Required task: Reproduce the records. Keep every word exact and include no images.

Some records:
--- START ---

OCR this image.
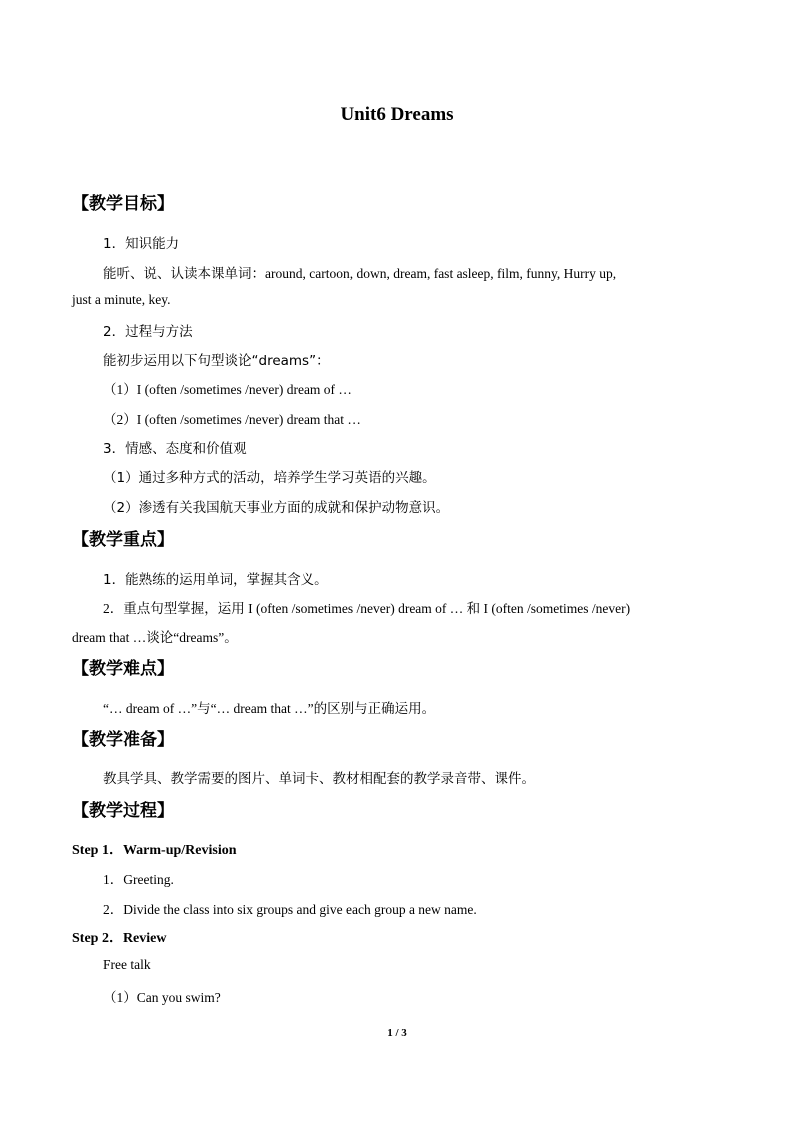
Unit6 Dreams
【教学目标】
1．知识能力
能听、说、认读本课单词：around, cartoon, down, dream, fast asleep, film, funny, Hurry up,
just a minute, key.
2．过程与方法
能初步运用以下句型谈论“dreams”：
（1）I (often /sometimes /never) dream of …
（2）I (often /sometimes /never) dream that …
3．情感、态度和价值观
（1）通过多种方式的活动，培养学生学习英语的兴趣。
（2）渗透有关我国航天事业方面的成就和保护动物意识。
【教学重点】
1．能熟练的运用单词，掌握其含义。
2．重点句型掌握，运用 I (often /sometimes /never) dream of … 和 I (often /sometimes /never)
dream that …谈论“dreams”。
【教学难点】
“… dream of …”与“… dream that …”的区别与正确运用。
【教学准备】
教具学具、教学需要的图片、单词卡、教材相配套的教学录音带、课件。
【教学过程】
Step 1．Warm-up/Revision
1．Greeting.
2．Divide the class into six groups and give each group a new name.
Step 2．Review
Free talk
（1）Can you swim?
1 / 3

--- END ---

Completed exercise:
OCR this image.
Unit6 Dreams
【教学目标】
1．知识能力
能听、说、认读本课单词：around, cartoon, down, dream, fast asleep, film, funny, Hurry up,
just a minute, key.
2．过程与方法
能初步运用以下句型谈论“dreams”：
（1）I (often /sometimes /never) dream of …
（2）I (often /sometimes /never) dream that …
3．情感、态度和价值观
（1）通过多种方式的活动，培养学生学习英语的兴趣。
（2）渗透有关我国航天事业方面的成就和保护动物意识。
【教学重点】
1．能熟练的运用单词，掌握其含义。
2．重点句型掌握，运用 I (often /sometimes /never) dream of … 和 I (often /sometimes /never)
dream that …谈论“dreams”。
【教学难点】
“… dream of …”与“… dream that …”的区别与正确运用。
【教学准备】
教具学具、教学需要的图片、单词卡、教材相配套的教学录音带、课件。
【教学过程】
Step 1．Warm-up/Revision
1．Greeting.
2．Divide the class into six groups and give each group a new name.
Step 2．Review
Free talk
（1）Can you swim?
1 / 3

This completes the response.